| Problem to work on |
Your task is to copy every line of the entries that contains "true".

| Records supplied |
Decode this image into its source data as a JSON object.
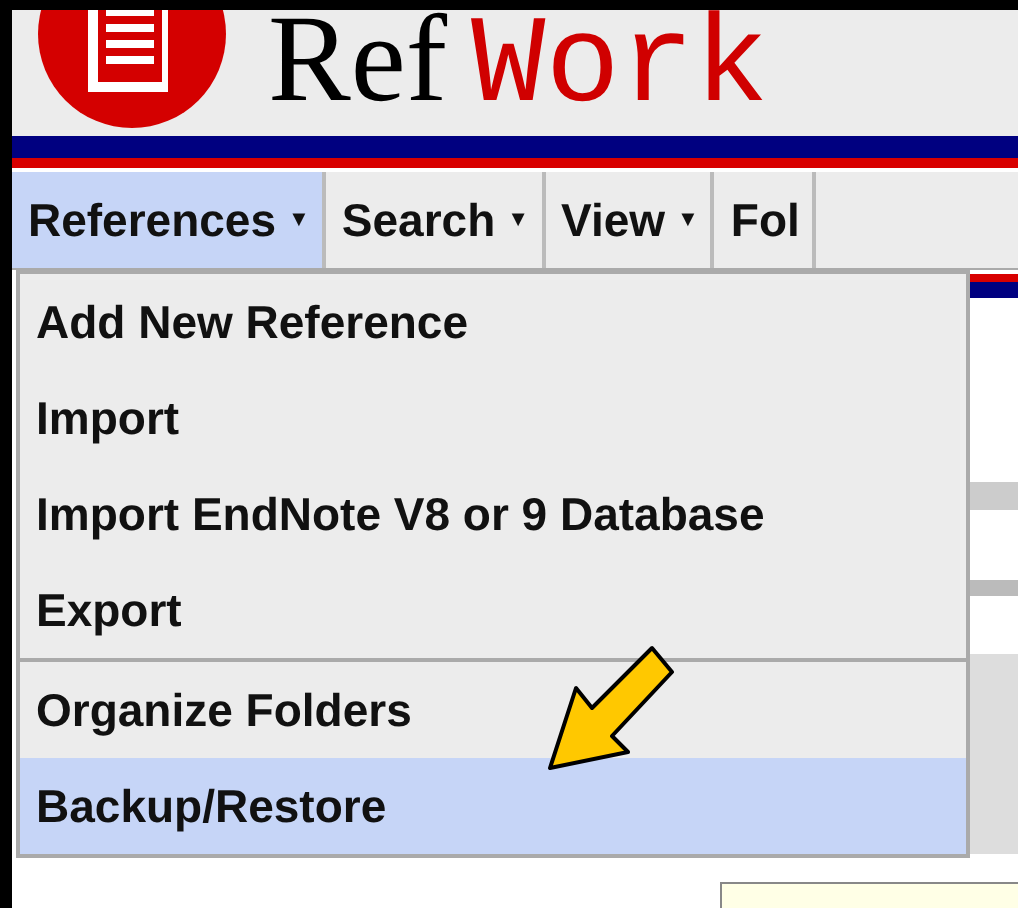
{
  "logo": {
    "part_1": "Ref",
    "part_2": "Work"
  },
  "menu_bar": [
    {
      "label": "References",
      "caret": "▼",
      "selected": true
    },
    {
      "label": "Search",
      "caret": "▼",
      "selected": false
    },
    {
      "label": "View",
      "caret": "▼",
      "selected": false
    },
    {
      "label": "Fol",
      "selected": false
    }
  ],
  "dropdown": [
    {
      "label": "Add New Reference",
      "selected": false,
      "divider_before": false
    },
    {
      "label": "Import",
      "selected": false,
      "divider_before": false
    },
    {
      "label": "Import EndNote V8 or 9 Database",
      "selected": false,
      "divider_before": false
    },
    {
      "label": "Export",
      "selected": false,
      "divider_before": false
    },
    {
      "label": "Organize Folders",
      "selected": false,
      "divider_before": true
    },
    {
      "label": "Backup/Restore",
      "selected": true,
      "divider_before": false
    }
  ]
}
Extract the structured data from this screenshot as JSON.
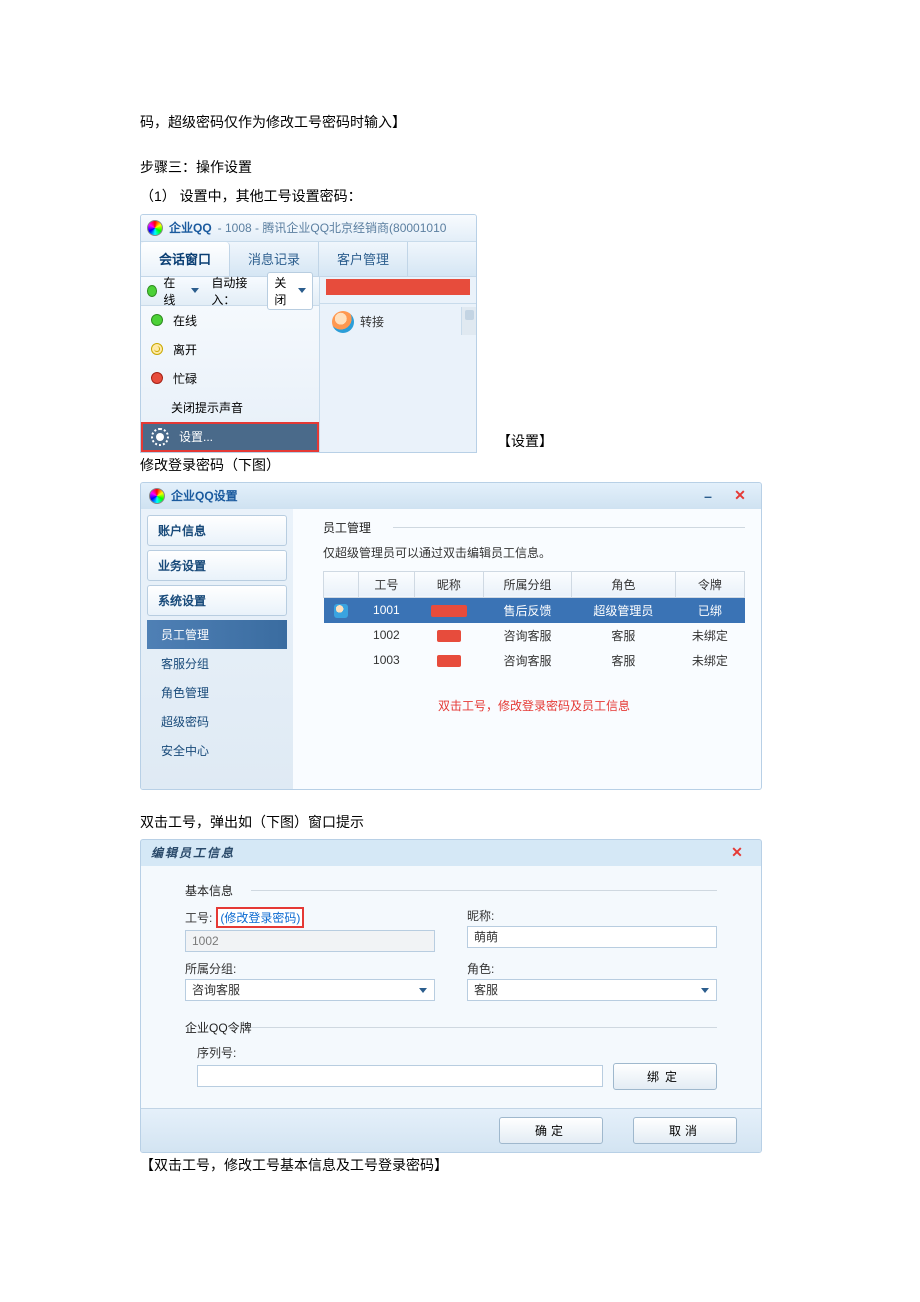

| Correct result |
      "selected": true
      "divider_before": true
      "selected": true,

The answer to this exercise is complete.